Return without alteration the lines of the material from its first line through the line containing "bar-value-label: 41 [1075, 594, 1094, 609]", inclusive.

- **Data supplied**
■ ■ ■
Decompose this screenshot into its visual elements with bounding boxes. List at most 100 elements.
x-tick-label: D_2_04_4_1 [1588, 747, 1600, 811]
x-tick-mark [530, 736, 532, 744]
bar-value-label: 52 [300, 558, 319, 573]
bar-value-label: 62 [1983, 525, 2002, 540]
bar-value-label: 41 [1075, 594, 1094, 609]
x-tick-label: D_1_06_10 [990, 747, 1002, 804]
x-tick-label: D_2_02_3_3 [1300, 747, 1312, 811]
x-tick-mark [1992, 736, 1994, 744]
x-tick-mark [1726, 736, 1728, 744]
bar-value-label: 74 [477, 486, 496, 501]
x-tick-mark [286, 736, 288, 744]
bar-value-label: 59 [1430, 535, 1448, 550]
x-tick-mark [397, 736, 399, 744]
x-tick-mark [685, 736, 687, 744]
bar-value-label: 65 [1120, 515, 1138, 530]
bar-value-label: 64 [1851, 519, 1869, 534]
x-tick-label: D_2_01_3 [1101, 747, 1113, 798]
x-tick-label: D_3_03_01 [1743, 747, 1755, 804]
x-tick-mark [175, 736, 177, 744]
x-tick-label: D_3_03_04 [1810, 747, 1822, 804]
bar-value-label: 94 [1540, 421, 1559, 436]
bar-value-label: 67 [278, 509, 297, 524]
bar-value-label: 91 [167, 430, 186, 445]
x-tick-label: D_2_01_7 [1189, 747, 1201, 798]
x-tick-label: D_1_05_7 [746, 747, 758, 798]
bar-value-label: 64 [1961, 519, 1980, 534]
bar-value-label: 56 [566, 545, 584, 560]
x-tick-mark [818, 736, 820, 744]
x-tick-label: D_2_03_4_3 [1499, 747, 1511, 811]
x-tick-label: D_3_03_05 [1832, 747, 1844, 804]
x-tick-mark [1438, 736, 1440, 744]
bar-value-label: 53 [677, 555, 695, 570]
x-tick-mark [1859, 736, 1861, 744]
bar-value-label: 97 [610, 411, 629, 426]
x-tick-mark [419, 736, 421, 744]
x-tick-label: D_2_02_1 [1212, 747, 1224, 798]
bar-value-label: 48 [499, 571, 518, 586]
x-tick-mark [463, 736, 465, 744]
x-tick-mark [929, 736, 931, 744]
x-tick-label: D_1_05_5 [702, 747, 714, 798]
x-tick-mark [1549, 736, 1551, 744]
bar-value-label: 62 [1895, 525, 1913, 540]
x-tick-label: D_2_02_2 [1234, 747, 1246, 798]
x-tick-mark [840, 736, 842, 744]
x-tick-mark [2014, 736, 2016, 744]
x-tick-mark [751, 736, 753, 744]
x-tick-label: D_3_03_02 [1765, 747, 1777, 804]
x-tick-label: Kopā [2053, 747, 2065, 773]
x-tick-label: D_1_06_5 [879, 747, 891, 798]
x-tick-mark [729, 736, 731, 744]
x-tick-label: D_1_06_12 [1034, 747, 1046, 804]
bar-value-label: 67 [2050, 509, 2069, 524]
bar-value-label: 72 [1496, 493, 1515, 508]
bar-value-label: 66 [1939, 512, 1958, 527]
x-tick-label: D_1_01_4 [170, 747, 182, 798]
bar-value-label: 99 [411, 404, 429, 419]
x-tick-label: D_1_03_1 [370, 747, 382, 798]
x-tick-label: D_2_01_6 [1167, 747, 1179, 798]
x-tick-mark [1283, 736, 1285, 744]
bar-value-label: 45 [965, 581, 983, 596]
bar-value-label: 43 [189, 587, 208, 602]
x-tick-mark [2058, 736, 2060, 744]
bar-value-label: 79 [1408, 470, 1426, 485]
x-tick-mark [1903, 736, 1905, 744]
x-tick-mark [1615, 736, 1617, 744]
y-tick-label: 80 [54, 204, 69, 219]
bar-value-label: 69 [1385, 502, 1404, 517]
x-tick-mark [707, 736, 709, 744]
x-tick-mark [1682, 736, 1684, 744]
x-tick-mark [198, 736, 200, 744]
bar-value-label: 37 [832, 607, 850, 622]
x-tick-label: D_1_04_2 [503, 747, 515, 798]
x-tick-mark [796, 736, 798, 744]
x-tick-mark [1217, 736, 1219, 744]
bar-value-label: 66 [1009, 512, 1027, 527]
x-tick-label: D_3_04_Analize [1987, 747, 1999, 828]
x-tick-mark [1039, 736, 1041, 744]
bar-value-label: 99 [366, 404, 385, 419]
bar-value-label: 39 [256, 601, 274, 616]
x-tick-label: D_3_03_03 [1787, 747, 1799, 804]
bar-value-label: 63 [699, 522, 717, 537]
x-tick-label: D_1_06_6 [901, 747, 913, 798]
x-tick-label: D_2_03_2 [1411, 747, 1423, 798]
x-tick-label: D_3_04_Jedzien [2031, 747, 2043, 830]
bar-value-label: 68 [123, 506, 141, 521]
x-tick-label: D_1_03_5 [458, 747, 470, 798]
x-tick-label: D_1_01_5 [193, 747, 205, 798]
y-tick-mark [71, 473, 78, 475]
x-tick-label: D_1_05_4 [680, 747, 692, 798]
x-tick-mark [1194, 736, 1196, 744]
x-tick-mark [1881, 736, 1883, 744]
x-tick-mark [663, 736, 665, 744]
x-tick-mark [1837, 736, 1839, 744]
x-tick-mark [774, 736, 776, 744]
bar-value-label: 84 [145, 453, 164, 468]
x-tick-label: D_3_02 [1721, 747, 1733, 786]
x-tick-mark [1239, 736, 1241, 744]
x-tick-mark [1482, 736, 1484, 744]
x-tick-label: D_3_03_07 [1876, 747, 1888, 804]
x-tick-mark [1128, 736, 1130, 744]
■ ■ ■
- **Answer to this problem**
Decompose this screenshot into its visual elements with bounding boxes. List at most 100 elements.
x-tick-label: D_2_04_4_1 [1588, 747, 1600, 811]
x-tick-mark [530, 736, 532, 744]
bar-value-label: 52 [300, 558, 319, 573]
bar-value-label: 62 [1983, 525, 2002, 540]
bar-value-label: 41 [1075, 594, 1094, 609]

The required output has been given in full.